---------- Trecho do texto

O Beira-Rio viveu, neste 19 de abril de 2026, o ápice de um delírio institucional. A derrota por 2 a 1 para o Mirassol não foi um acidente de percurso, mas o diagnóstico final de um clube anêmico. Sob a batuta de Alessandro Barcellos, o Internacional foi transformado em um laboratório de experiências arrogantes que, na prática, entregam apenas o vazio.
É difícil encontrar paralelo histórico para tamanha mediocridade. Nem mesmo as gestões mais sombrias do passado, como a de Vitorio Piffero, trataram o gigantismo colorado com tanto desdém intelectual. Barcellos preside um projeto que se alimenta de planilhas e discursos modernos, enquanto o campo agoniza. O resultado é um Inter que “não tem nada” nem alma, nem futebol, nem respeito.

--------------------

Atividade:
No trecho acima sobre o Internacional, liste tudo o que, segundo o texto, falta ao Inter.

---------- Dados registrados

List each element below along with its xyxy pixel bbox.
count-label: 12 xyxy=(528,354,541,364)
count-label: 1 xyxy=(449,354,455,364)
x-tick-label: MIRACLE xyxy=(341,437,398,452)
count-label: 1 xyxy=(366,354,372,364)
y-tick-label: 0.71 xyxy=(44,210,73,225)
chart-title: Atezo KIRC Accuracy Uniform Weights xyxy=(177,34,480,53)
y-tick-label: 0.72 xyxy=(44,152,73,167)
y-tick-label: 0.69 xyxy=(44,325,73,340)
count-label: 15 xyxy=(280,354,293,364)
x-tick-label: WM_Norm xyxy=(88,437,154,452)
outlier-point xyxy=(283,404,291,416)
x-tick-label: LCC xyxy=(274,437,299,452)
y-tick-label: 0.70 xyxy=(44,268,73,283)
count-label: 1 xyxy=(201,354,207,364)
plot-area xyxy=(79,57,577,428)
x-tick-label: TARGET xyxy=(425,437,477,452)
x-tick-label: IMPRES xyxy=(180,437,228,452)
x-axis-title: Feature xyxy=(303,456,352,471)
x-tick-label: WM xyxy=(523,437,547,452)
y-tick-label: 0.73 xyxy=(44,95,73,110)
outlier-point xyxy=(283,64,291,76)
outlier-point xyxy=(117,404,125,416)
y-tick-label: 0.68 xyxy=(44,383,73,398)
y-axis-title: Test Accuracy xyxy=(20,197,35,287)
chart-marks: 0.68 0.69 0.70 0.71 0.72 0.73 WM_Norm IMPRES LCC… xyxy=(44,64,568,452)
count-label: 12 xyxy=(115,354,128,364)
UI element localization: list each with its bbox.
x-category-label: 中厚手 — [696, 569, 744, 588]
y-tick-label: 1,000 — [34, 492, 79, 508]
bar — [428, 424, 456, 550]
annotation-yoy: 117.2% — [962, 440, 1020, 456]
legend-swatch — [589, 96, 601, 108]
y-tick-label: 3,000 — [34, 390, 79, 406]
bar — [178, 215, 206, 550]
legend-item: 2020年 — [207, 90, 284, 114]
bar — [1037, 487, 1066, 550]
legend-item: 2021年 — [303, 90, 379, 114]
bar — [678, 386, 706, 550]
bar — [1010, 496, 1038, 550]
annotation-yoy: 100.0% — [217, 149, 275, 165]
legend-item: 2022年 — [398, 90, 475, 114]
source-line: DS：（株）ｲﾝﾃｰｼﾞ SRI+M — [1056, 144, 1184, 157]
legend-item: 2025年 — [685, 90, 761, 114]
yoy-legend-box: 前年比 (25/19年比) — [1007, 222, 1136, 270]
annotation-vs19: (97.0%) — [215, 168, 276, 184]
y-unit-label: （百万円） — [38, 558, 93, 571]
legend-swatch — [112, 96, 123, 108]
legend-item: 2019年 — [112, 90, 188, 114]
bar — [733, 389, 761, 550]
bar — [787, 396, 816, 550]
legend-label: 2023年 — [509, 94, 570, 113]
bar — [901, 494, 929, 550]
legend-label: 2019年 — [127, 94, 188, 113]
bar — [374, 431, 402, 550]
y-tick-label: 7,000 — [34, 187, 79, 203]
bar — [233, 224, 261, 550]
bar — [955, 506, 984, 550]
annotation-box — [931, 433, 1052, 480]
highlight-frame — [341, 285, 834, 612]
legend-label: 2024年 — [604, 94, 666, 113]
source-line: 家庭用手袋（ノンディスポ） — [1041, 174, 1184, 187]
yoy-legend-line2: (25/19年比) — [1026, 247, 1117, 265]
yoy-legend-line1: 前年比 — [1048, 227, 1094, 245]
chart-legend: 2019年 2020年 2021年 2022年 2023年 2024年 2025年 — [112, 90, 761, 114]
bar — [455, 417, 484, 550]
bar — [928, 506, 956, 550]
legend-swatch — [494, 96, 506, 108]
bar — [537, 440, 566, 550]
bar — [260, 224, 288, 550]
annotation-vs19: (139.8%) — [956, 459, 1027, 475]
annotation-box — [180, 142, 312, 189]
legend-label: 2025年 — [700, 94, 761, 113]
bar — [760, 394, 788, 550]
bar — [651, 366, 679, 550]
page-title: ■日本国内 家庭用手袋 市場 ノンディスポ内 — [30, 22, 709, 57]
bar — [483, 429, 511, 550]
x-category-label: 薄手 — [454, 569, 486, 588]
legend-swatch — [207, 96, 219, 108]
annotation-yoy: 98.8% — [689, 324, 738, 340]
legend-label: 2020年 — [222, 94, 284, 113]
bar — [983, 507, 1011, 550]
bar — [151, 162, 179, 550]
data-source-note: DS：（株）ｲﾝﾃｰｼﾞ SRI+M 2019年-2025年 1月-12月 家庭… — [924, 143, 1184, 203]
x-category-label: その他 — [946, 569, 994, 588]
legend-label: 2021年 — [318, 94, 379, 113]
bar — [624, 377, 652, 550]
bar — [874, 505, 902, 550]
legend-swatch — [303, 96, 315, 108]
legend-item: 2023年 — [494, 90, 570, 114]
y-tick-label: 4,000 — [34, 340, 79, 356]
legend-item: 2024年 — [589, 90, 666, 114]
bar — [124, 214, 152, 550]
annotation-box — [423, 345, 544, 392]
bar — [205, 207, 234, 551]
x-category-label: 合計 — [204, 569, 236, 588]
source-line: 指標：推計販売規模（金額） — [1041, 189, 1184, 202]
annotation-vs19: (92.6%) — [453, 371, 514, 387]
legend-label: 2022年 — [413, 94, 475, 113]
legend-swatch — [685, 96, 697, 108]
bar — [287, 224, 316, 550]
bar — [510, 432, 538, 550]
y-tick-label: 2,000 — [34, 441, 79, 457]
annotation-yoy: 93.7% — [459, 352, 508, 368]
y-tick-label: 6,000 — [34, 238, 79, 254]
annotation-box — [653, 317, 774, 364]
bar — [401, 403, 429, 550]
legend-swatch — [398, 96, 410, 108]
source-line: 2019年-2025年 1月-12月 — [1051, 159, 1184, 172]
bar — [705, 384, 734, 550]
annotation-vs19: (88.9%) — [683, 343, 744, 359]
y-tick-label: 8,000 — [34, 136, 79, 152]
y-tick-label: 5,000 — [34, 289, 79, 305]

--------------------

Resposta:
Alma, futebol e respeito.